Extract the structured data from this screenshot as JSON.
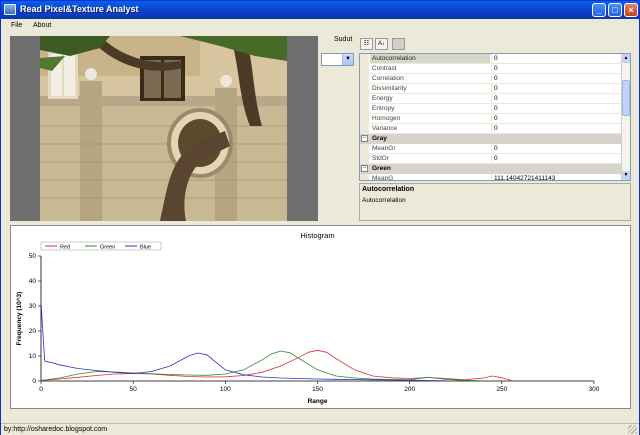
{
  "window": {
    "title": "Read Pixel&Texture Analyst",
    "icon": "window-icon"
  },
  "menu": {
    "items": [
      "File",
      "About"
    ]
  },
  "controls": {
    "sudut_label": "Sudut",
    "sudut_value": ""
  },
  "propgrid": {
    "rows": [
      {
        "kind": "prop",
        "name": "Autocorrelation",
        "value": "0",
        "selected": true
      },
      {
        "kind": "prop",
        "name": "Contrast",
        "value": "0"
      },
      {
        "kind": "prop",
        "name": "Correlation",
        "value": "0"
      },
      {
        "kind": "prop",
        "name": "Dissimilarity",
        "value": "0"
      },
      {
        "kind": "prop",
        "name": "Energy",
        "value": "0"
      },
      {
        "kind": "prop",
        "name": "Entropy",
        "value": "0"
      },
      {
        "kind": "prop",
        "name": "Homogen",
        "value": "0"
      },
      {
        "kind": "prop",
        "name": "Variance",
        "value": "0"
      },
      {
        "kind": "category",
        "name": "Gray"
      },
      {
        "kind": "prop",
        "name": "MeanGr",
        "value": "0"
      },
      {
        "kind": "prop",
        "name": "StdGr",
        "value": "0"
      },
      {
        "kind": "category",
        "name": "Green"
      },
      {
        "kind": "prop",
        "name": "MeanG",
        "value": "111.14042721411143"
      }
    ],
    "description": {
      "title": "Autocorrelation",
      "text": "Autocorrelation"
    }
  },
  "chart_data": {
    "type": "line",
    "title": "Histogram",
    "xlabel": "Range",
    "ylabel": "Frequency (10^3)",
    "xlim": [
      0,
      300
    ],
    "ylim": [
      0,
      50
    ],
    "xticks": [
      0,
      50,
      100,
      150,
      200,
      250,
      300
    ],
    "yticks": [
      0,
      10,
      20,
      30,
      40,
      50
    ],
    "legend": "top-left",
    "grid": false,
    "series": [
      {
        "name": "Red",
        "color": "#e03030",
        "x": [
          0,
          10,
          20,
          30,
          40,
          50,
          60,
          70,
          80,
          90,
          100,
          110,
          120,
          130,
          140,
          145,
          150,
          155,
          160,
          170,
          180,
          190,
          200,
          210,
          220,
          230,
          240,
          245,
          250,
          255
        ],
        "y": [
          0.3,
          0.8,
          1.5,
          2.2,
          2.8,
          3.0,
          2.8,
          2.3,
          1.8,
          1.6,
          1.7,
          2.2,
          3.5,
          6.0,
          9.5,
          11.5,
          12.3,
          11.5,
          9.0,
          4.5,
          2.0,
          1.3,
          1.0,
          1.4,
          1.0,
          0.5,
          1.2,
          2.0,
          1.3,
          0.3
        ]
      },
      {
        "name": "Green",
        "color": "#2e8b2e",
        "x": [
          0,
          10,
          20,
          30,
          40,
          50,
          60,
          70,
          80,
          90,
          100,
          110,
          120,
          125,
          130,
          135,
          140,
          150,
          160,
          170,
          180,
          190,
          200,
          210,
          220,
          230,
          240
        ],
        "y": [
          0.2,
          1.2,
          2.8,
          3.8,
          3.6,
          3.2,
          2.9,
          2.6,
          2.4,
          2.3,
          2.8,
          4.5,
          8.5,
          10.8,
          12.0,
          11.3,
          9.0,
          4.5,
          2.0,
          1.2,
          0.8,
          0.6,
          0.5,
          1.5,
          0.7,
          0.3,
          0.1
        ]
      },
      {
        "name": "Blue",
        "color": "#3030d0",
        "x": [
          0,
          1,
          2,
          5,
          10,
          20,
          30,
          40,
          50,
          60,
          70,
          75,
          80,
          85,
          90,
          95,
          100,
          110,
          120,
          130,
          140,
          150,
          160,
          170,
          180,
          190,
          200,
          210,
          220
        ],
        "y": [
          32,
          20,
          8,
          7.5,
          6.5,
          5.0,
          4.2,
          3.5,
          3.0,
          3.8,
          6.0,
          8.0,
          10.0,
          11.2,
          10.5,
          7.5,
          4.5,
          2.5,
          1.6,
          1.2,
          1.0,
          0.8,
          0.7,
          0.6,
          0.5,
          0.4,
          0.3,
          0.2,
          0.1
        ]
      }
    ]
  },
  "status": {
    "text": "by:http://osharedoc.blogspot.com"
  }
}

------

» THE PROBLEM:
Scan the material above for the string "color" and return the lines that hold it.

» EXERCISE RESPONSE:
        "color": "#e03030",
        "color": "#2e8b2e",
        "color": "#3030d0",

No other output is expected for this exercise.